- [Stored entries]
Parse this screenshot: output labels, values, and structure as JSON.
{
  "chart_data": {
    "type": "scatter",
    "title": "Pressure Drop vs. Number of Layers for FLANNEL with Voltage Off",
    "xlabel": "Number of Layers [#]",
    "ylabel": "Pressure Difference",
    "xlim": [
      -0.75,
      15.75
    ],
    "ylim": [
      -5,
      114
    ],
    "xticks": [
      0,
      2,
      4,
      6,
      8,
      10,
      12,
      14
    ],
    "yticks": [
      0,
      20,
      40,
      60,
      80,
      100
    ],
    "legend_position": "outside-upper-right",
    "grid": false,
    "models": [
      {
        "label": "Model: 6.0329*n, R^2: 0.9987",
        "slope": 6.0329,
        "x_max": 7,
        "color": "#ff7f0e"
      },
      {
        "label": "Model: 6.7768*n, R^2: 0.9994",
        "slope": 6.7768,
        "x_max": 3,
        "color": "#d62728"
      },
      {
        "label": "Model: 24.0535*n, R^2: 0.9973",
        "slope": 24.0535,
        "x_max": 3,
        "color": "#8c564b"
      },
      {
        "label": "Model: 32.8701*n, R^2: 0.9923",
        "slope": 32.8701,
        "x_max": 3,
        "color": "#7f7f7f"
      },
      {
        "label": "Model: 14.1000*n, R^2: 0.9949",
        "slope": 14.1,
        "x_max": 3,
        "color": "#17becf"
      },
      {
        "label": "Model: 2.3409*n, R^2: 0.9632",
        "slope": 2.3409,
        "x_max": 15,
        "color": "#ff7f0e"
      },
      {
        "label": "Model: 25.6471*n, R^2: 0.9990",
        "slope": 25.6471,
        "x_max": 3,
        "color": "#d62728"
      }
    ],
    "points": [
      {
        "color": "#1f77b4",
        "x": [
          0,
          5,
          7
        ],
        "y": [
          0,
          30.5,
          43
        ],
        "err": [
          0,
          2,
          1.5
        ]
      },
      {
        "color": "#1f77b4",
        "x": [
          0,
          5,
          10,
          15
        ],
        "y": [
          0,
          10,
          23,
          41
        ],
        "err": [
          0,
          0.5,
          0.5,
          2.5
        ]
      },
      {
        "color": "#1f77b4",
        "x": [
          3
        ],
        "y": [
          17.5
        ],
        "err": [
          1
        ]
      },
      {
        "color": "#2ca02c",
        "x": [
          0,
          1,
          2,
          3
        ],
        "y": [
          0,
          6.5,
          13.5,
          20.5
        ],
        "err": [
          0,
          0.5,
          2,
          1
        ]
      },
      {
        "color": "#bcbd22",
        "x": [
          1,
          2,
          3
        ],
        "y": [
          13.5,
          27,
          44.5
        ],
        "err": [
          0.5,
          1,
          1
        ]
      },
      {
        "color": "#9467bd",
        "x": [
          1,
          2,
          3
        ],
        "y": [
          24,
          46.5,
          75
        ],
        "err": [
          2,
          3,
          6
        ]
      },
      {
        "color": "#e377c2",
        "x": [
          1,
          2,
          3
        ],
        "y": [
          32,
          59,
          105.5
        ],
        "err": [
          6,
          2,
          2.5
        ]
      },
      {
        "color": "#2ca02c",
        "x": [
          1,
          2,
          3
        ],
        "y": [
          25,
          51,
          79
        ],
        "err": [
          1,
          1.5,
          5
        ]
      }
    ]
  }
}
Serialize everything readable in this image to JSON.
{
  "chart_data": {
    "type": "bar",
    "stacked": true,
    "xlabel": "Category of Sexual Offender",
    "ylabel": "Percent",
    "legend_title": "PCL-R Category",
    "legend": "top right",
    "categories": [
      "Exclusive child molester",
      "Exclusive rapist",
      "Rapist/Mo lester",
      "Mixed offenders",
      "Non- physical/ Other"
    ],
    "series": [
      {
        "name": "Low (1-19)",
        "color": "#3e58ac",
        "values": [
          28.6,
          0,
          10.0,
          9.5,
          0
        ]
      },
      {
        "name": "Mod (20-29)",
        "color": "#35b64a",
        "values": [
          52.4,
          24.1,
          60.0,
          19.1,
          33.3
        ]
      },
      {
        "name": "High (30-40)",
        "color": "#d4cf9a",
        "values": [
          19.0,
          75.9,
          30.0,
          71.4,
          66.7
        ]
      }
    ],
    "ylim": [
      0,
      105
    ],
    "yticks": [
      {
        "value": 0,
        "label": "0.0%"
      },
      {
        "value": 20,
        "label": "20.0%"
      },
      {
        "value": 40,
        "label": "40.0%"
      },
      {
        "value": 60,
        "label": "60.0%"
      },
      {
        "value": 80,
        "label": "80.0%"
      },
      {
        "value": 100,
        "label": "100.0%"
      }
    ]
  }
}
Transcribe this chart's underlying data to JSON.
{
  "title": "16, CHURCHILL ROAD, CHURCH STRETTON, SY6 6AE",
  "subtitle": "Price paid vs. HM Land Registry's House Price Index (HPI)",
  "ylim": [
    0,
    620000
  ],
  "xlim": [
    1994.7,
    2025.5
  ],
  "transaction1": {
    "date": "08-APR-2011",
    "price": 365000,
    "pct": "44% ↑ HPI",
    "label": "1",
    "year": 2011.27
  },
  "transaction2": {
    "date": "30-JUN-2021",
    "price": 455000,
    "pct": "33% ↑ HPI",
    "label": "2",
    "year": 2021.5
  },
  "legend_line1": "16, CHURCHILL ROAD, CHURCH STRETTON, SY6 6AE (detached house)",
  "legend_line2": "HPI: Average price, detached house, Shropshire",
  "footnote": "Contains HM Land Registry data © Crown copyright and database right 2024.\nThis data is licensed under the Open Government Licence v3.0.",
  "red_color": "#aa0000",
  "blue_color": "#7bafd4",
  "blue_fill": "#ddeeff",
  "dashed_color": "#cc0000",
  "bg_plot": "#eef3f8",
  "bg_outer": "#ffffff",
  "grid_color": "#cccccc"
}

- [PROMPT] Extract each line from the listing above, please, and repeat it exactly.

- [EXERCISE OUTPUT]
Parse this screenshot: output labels, values, and structure as JSON.
{
  "chart_data": {
    "type": "scatter",
    "title": "Pressure Drop vs. Number of Layers for FLANNEL with Voltage Off",
    "xlabel": "Number of Layers [#]",
    "ylabel": "Pressure Difference",
    "xlim": [
      -0.75,
      15.75
    ],
    "ylim": [
      -5,
      114
    ],
    "xticks": [
      0,
      2,
      4,
      6,
      8,
      10,
      12,
      14
    ],
    "yticks": [
      0,
      20,
      40,
      60,
      80,
      100
    ],
    "legend_position": "outside-upper-right",
    "grid": false,
    "models": [
      {
        "label": "Model: 6.0329*n, R^2: 0.9987",
        "slope": 6.0329,
        "x_max": 7,
        "color": "#ff7f0e"
      },
      {
        "label": "Model: 6.7768*n, R^2: 0.9994",
        "slope": 6.7768,
        "x_max": 3,
        "color": "#d62728"
      },
      {
        "label": "Model: 24.0535*n, R^2: 0.9973",
        "slope": 24.0535,
        "x_max": 3,
        "color": "#8c564b"
      },
      {
        "label": "Model: 32.8701*n, R^2: 0.9923",
        "slope": 32.8701,
        "x_max": 3,
        "color": "#7f7f7f"
      },
      {
        "label": "Model: 14.1000*n, R^2: 0.9949",
        "slope": 14.1,
        "x_max": 3,
        "color": "#17becf"
      },
      {
        "label": "Model: 2.3409*n, R^2: 0.9632",
        "slope": 2.3409,
        "x_max": 15,
        "color": "#ff7f0e"
      },
      {
        "label": "Model: 25.6471*n, R^2: 0.9990",
        "slope": 25.6471,
        "x_max": 3,
        "color": "#d62728"
      }
    ],
    "points": [
      {
        "color": "#1f77b4",
        "x": [
          0,
          5,
          7
        ],
        "y": [
          0,
          30.5,
          43
        ],
        "err": [
          0,
          2,
          1.5
        ]
      },
      {
        "color": "#1f77b4",
        "x": [
          0,
          5,
          10,
          15
        ],
        "y": [
          0,
          10,
          23,
          41
        ],
        "err": [
          0,
          0.5,
          0.5,
          2.5
        ]
      },
      {
        "color": "#1f77b4",
        "x": [
          3
        ],
        "y": [
          17.5
        ],
        "err": [
          1
        ]
      },
      {
        "color": "#2ca02c",
        "x": [
          0,
          1,
          2,
          3
        ],
        "y": [
          0,
          6.5,
          13.5,
          20.5
        ],
        "err": [
          0,
          0.5,
          2,
          1
        ]
      },
      {
        "color": "#bcbd22",
        "x": [
          1,
          2,
          3
        ],
        "y": [
          13.5,
          27,
          44.5
        ],
        "err": [
          0.5,
          1,
          1
        ]
      },
      {
        "color": "#9467bd",
        "x": [
          1,
          2,
          3
        ],
        "y": [
          24,
          46.5,
          75
        ],
        "err": [
          2,
          3,
          6
        ]
      },
      {
        "color": "#e377c2",
        "x": [
          1,
          2,
          3
        ],
        "y": [
          32,
          59,
          105.5
        ],
        "err": [
          6,
          2,
          2.5
        ]
      },
      {
        "color": "#2ca02c",
        "x": [
          1,
          2,
          3
        ],
        "y": [
          25,
          51,
          79
        ],
        "err": [
          1,
          1.5,
          5
        ]
      }
    ]
  }
}
Serialize everything readable in this image to JSON.
{
  "chart_data": {
    "type": "bar",
    "stacked": true,
    "xlabel": "Category of Sexual Offender",
    "ylabel": "Percent",
    "legend_title": "PCL-R Category",
    "legend": "top right",
    "categories": [
      "Exclusive child molester",
      "Exclusive rapist",
      "Rapist/Mo lester",
      "Mixed offenders",
      "Non- physical/ Other"
    ],
    "series": [
      {
        "name": "Low (1-19)",
        "color": "#3e58ac",
        "values": [
          28.6,
          0,
          10.0,
          9.5,
          0
        ]
      },
      {
        "name": "Mod (20-29)",
        "color": "#35b64a",
        "values": [
          52.4,
          24.1,
          60.0,
          19.1,
          33.3
        ]
      },
      {
        "name": "High (30-40)",
        "color": "#d4cf9a",
        "values": [
          19.0,
          75.9,
          30.0,
          71.4,
          66.7
        ]
      }
    ],
    "ylim": [
      0,
      105
    ],
    "yticks": [
      {
        "value": 0,
        "label": "0.0%"
      },
      {
        "value": 20,
        "label": "20.0%"
      },
      {
        "value": 40,
        "label": "40.0%"
      },
      {
        "value": 60,
        "label": "60.0%"
      },
      {
        "value": 80,
        "label": "80.0%"
      },
      {
        "value": 100,
        "label": "100.0%"
      }
    ]
  }
}
Transcribe this chart's underlying data to JSON.
{
  "title": "16, CHURCHILL ROAD, CHURCH STRETTON, SY6 6AE",
  "subtitle": "Price paid vs. HM Land Registry's House Price Index (HPI)",
  "ylim": [
    0,
    620000
  ],
  "xlim": [
    1994.7,
    2025.5
  ],
  "transaction1": {
    "date": "08-APR-2011",
    "price": 365000,
    "pct": "44% ↑ HPI",
    "label": "1",
    "year": 2011.27
  },
  "transaction2": {
    "date": "30-JUN-2021",
    "price": 455000,
    "pct": "33% ↑ HPI",
    "label": "2",
    "year": 2021.5
  },
  "legend_line1": "16, CHURCHILL ROAD, CHURCH STRETTON, SY6 6AE (detached house)",
  "legend_line2": "HPI: Average price, detached house, Shropshire",
  "footnote": "Contains HM Land Registry data © Crown copyright and database right 2024.\nThis data is licensed under the Open Government Licence v3.0.",
  "red_color": "#aa0000",
  "blue_color": "#7bafd4",
  "blue_fill": "#ddeeff",
  "dashed_color": "#cc0000",
  "bg_plot": "#eef3f8",
  "bg_outer": "#ffffff",
  "grid_color": "#cccccc"
}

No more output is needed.